(Entries taken from a collection)

--------------------------------------------------

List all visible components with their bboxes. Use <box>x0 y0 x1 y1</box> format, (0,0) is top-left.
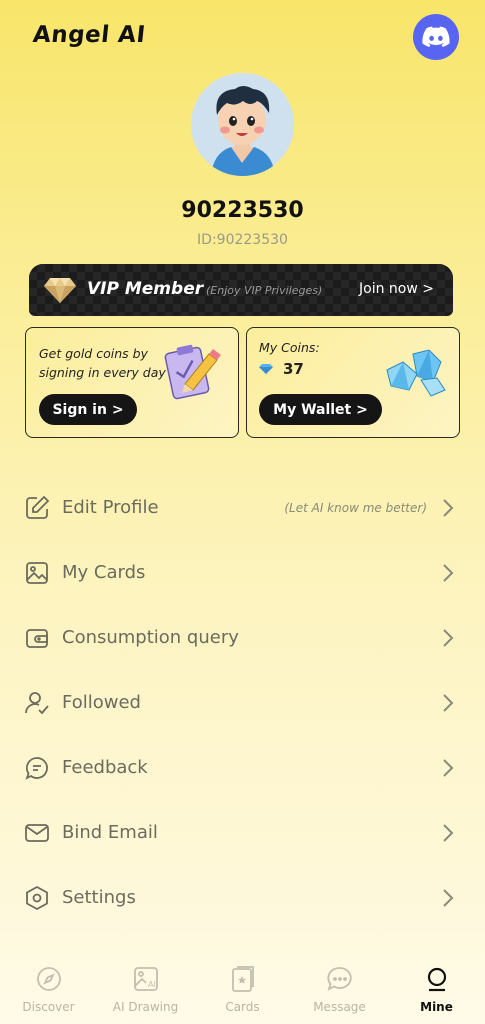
compass-icon <box>36 967 61 991</box>
tab-label: Mine <box>420 1000 453 1014</box>
chevron-right-icon <box>443 888 454 907</box>
tab-label: Cards <box>225 1000 260 1014</box>
menu-item-edit-profile[interactable]: Edit Profile (Let AI know me better) <box>0 475 485 540</box>
gem-icon <box>259 364 273 374</box>
chevron-right-icon <box>443 628 454 647</box>
menu-label: Edit Profile <box>62 497 159 518</box>
discord-button[interactable] <box>413 14 459 60</box>
message-icon <box>326 967 352 991</box>
diamond-icon <box>44 278 76 303</box>
settings-menu: Edit Profile (Let AI know me better) My … <box>0 475 485 930</box>
menu-label: Followed <box>62 692 141 713</box>
menu-item-bind-email[interactable]: Bind Email <box>0 800 485 865</box>
menu-label: My Cards <box>62 562 146 583</box>
bottom-tab-bar: Discover AI AI Drawing Cards Message Min… <box>0 955 485 1024</box>
menu-label: Settings <box>62 887 136 908</box>
edit-icon <box>26 495 50 519</box>
chevron-right-icon <box>443 498 454 517</box>
menu-item-feedback[interactable]: Feedback <box>0 735 485 800</box>
chevron-right-icon <box>443 693 454 712</box>
coins-value: 37 <box>283 360 304 378</box>
clipboard-pencil-icon <box>164 344 221 400</box>
vip-join-link[interactable]: Join now > <box>359 281 434 297</box>
coins-label: My Coins: <box>259 340 320 355</box>
menu-item-followed[interactable]: Followed <box>0 670 485 735</box>
menu-item-consumption-query[interactable]: Consumption query <box>0 605 485 670</box>
wallet-card: My Coins: 37 My Wallet > <box>246 327 460 438</box>
chevron-right-icon <box>443 563 454 582</box>
tab-label: Discover <box>22 1000 75 1014</box>
chevron-right-icon <box>443 823 454 842</box>
username: 90223530 <box>181 198 304 223</box>
ai-image-icon: AI <box>133 967 158 991</box>
menu-item-settings[interactable]: Settings <box>0 865 485 930</box>
discord-icon <box>422 26 450 47</box>
gems-pile-icon <box>386 349 446 397</box>
menu-hint: (Let AI know me better) <box>284 500 427 515</box>
avatar[interactable] <box>191 73 294 176</box>
tab-message[interactable]: Message <box>291 955 388 1024</box>
signin-card: Get gold coins by signing in every day S… <box>25 327 239 438</box>
my-wallet-button[interactable]: My Wallet > <box>259 394 382 425</box>
wallet-icon <box>26 628 48 648</box>
mail-icon <box>25 823 49 842</box>
vip-banner[interactable]: VIP Member (Enjoy VIP Privileges) Join n… <box>29 264 453 316</box>
menu-label: Bind Email <box>62 822 158 843</box>
profile-icon <box>427 967 446 992</box>
svg-text:AI: AI <box>148 980 156 989</box>
menu-item-my-cards[interactable]: My Cards <box>0 540 485 605</box>
tab-label: Message <box>313 1000 366 1014</box>
tab-mine[interactable]: Mine <box>388 955 485 1024</box>
signin-button[interactable]: Sign in > <box>39 394 137 425</box>
tab-label: AI Drawing <box>112 1000 179 1014</box>
tab-cards[interactable]: Cards <box>194 955 291 1024</box>
tab-discover[interactable]: Discover <box>0 955 97 1024</box>
chevron-right-icon <box>443 758 454 777</box>
vip-subtitle: (Enjoy VIP Privileges) <box>206 284 323 297</box>
image-icon <box>26 561 48 584</box>
signin-text: Get gold coins by signing in every day <box>39 346 166 380</box>
tab-ai-drawing[interactable]: AI AI Drawing <box>97 955 194 1024</box>
cards-icon <box>231 966 254 992</box>
vip-title: VIP Member <box>87 279 204 299</box>
menu-label: Consumption query <box>62 627 239 648</box>
menu-label: Feedback <box>62 757 148 778</box>
user-check-icon <box>25 691 49 714</box>
user-id: ID:90223530 <box>197 232 288 248</box>
hexagon-gear-icon <box>26 885 48 910</box>
chat-icon <box>25 756 48 780</box>
app-title: Angel AI <box>31 22 147 48</box>
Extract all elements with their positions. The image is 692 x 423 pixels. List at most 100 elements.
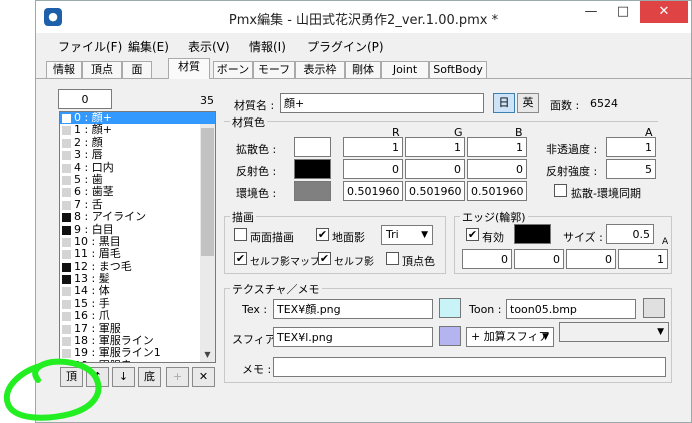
draw-group-title: 描画 xyxy=(230,209,256,225)
memo-label: メモ : xyxy=(242,363,272,376)
toon-swatch[interactable] xyxy=(643,298,665,318)
menu-plugin[interactable]: プラグイン(P) xyxy=(307,38,384,55)
material-list-item-label: 2 : 顔 xyxy=(74,135,103,149)
material-index-input[interactable] xyxy=(58,89,112,109)
specular-power-input[interactable] xyxy=(606,159,656,179)
tab-softbody[interactable]: SoftBody xyxy=(429,61,487,79)
material-list-item-label: 1 : 顔+ xyxy=(74,123,112,137)
edge-g[interactable] xyxy=(514,249,564,269)
minimize-button[interactable]: — xyxy=(576,1,606,23)
tab-face[interactable]: 面 xyxy=(122,61,152,79)
menu-view[interactable]: 表示(V) xyxy=(188,38,230,55)
material-list-item-label: 6 : 歯茎 xyxy=(74,185,114,199)
diffuse-g[interactable] xyxy=(405,137,465,157)
material-color-square-icon xyxy=(62,237,71,247)
ground-shadow-checkbox[interactable]: ✔ xyxy=(316,228,329,241)
tex-label: Tex : xyxy=(242,303,268,316)
specular-r[interactable] xyxy=(343,159,403,179)
edge-group-title: エッジ(輪郭) xyxy=(460,209,528,225)
self-shadow-label: セルフ影 xyxy=(334,257,374,268)
chevron-down-icon: ▼ xyxy=(542,332,549,342)
material-color-square-icon xyxy=(62,337,71,347)
double-sided-label: 両面描画 xyxy=(250,231,294,244)
edge-color-swatch[interactable] xyxy=(514,224,551,244)
material-list-item-label: 16 : 爪 xyxy=(74,309,110,323)
sphere-mode-value: + 加算スフィア xyxy=(471,330,550,343)
ambient-label: 環境色 : xyxy=(236,187,277,200)
tab-morph[interactable]: モーフ xyxy=(253,61,295,79)
english-name-button[interactable]: 英 xyxy=(517,93,539,113)
japanese-name-button[interactable]: 日 xyxy=(493,93,515,113)
self-shadow-map-checkbox[interactable]: ✔ xyxy=(234,252,247,265)
material-list-item[interactable]: 20 : 軍服赤 xyxy=(60,359,215,362)
diffuse-b[interactable] xyxy=(467,137,527,157)
ambient-b[interactable] xyxy=(467,181,527,201)
tex-swatch[interactable] xyxy=(439,298,461,318)
tab-vertex[interactable]: 頂点 xyxy=(82,61,122,79)
alpha-input[interactable] xyxy=(606,137,656,157)
ambient-swatch[interactable] xyxy=(294,181,331,201)
vertex-color-checkbox[interactable] xyxy=(386,252,399,265)
material-color-square-icon xyxy=(62,287,71,297)
self-shadow-checkbox[interactable]: ✔ xyxy=(318,252,331,265)
material-color-square-icon xyxy=(62,163,71,173)
close-button[interactable]: ✕ xyxy=(640,1,688,23)
material-color-square-icon xyxy=(62,213,71,223)
material-list-item-label: 19 : 軍服ライン1 xyxy=(74,346,161,360)
tab-display-frame[interactable]: 表示枠 xyxy=(295,61,345,79)
sync-checkbox[interactable] xyxy=(554,184,567,197)
material-list-item-label: 7 : 舌 xyxy=(74,197,103,211)
toon-label: Toon : xyxy=(469,303,502,316)
memo-input[interactable] xyxy=(273,357,666,377)
toon-input[interactable] xyxy=(506,299,636,319)
specular-g[interactable] xyxy=(405,159,465,179)
ambient-r[interactable] xyxy=(343,181,403,201)
background-area xyxy=(0,0,35,423)
material-color-square-icon xyxy=(62,262,71,272)
menu-edit[interactable]: 編集(E) xyxy=(128,38,169,55)
material-color-square-icon xyxy=(62,349,71,359)
material-list-item-label: 17 : 軍服 xyxy=(74,321,121,335)
menu-file[interactable]: ファイル(F) xyxy=(58,38,122,55)
material-list-item-label: 9 : 白目 xyxy=(74,222,114,236)
ambient-g[interactable] xyxy=(405,181,465,201)
edge-a[interactable] xyxy=(618,249,668,269)
material-color-square-icon xyxy=(62,175,71,185)
tab-bone[interactable]: ボーン xyxy=(213,61,253,79)
primitive-mode-value: Tri xyxy=(386,228,399,241)
add-material-button[interactable]: + xyxy=(166,367,189,387)
move-down-button[interactable]: ↓ xyxy=(112,367,135,387)
tex-input[interactable] xyxy=(273,299,433,319)
chevron-down-icon: ▼ xyxy=(421,230,428,240)
diffuse-r[interactable] xyxy=(343,137,403,157)
primitive-mode-select[interactable]: Tri ▼ xyxy=(381,225,433,245)
sphere-mode-select[interactable]: + 加算スフィア ▼ xyxy=(466,327,554,347)
texture-group-title: テクスチャ／メモ xyxy=(230,281,322,297)
edge-r[interactable] xyxy=(462,249,512,269)
tab-joint[interactable]: Joint xyxy=(381,61,429,79)
edge-enabled-label: 有効 xyxy=(482,231,504,244)
sphere-preset-select[interactable]: ▼ xyxy=(559,322,669,342)
tab-rigid-body[interactable]: 剛体 xyxy=(345,61,381,79)
double-sided-checkbox[interactable] xyxy=(234,228,247,241)
edge-b[interactable] xyxy=(566,249,616,269)
specular-b[interactable] xyxy=(467,159,527,179)
tab-info[interactable]: 情報 xyxy=(46,61,82,79)
edge-enabled-checkbox[interactable]: ✔ xyxy=(466,228,479,241)
menu-info[interactable]: 情報(I) xyxy=(249,38,286,55)
delete-material-button[interactable]: ✕ xyxy=(192,367,215,387)
move-up-button[interactable]: ↑ xyxy=(86,367,109,387)
material-color-square-icon xyxy=(62,250,71,260)
material-list[interactable]: ▲ ▼ 0 : 顔+1 : 顔+2 : 顔3 : 唇4 : 口内5 : 歯6 :… xyxy=(59,111,216,363)
tab-material[interactable]: 材質 xyxy=(168,58,210,79)
diffuse-swatch[interactable] xyxy=(294,137,331,157)
specular-swatch[interactable] xyxy=(294,159,331,179)
sphere-input[interactable] xyxy=(273,327,433,347)
material-name-input[interactable] xyxy=(280,93,484,113)
maximize-button[interactable]: □ xyxy=(608,1,638,23)
sphere-swatch[interactable] xyxy=(439,326,461,346)
move-top-button[interactable]: 頂 xyxy=(60,367,83,387)
move-bottom-button[interactable]: 底 xyxy=(138,367,161,387)
material-color-square-icon xyxy=(62,225,71,235)
edge-size-input[interactable] xyxy=(606,224,654,244)
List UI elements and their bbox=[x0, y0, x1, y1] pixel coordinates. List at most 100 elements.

--------------------------------------------------

(The exercise) Show every line of the entries above that contains the string "Followed".

(The reply)
menu-label: Followed <box>62 692 141 713</box>
menu-item-followed[interactable]: Followed <box>0 670 485 735</box>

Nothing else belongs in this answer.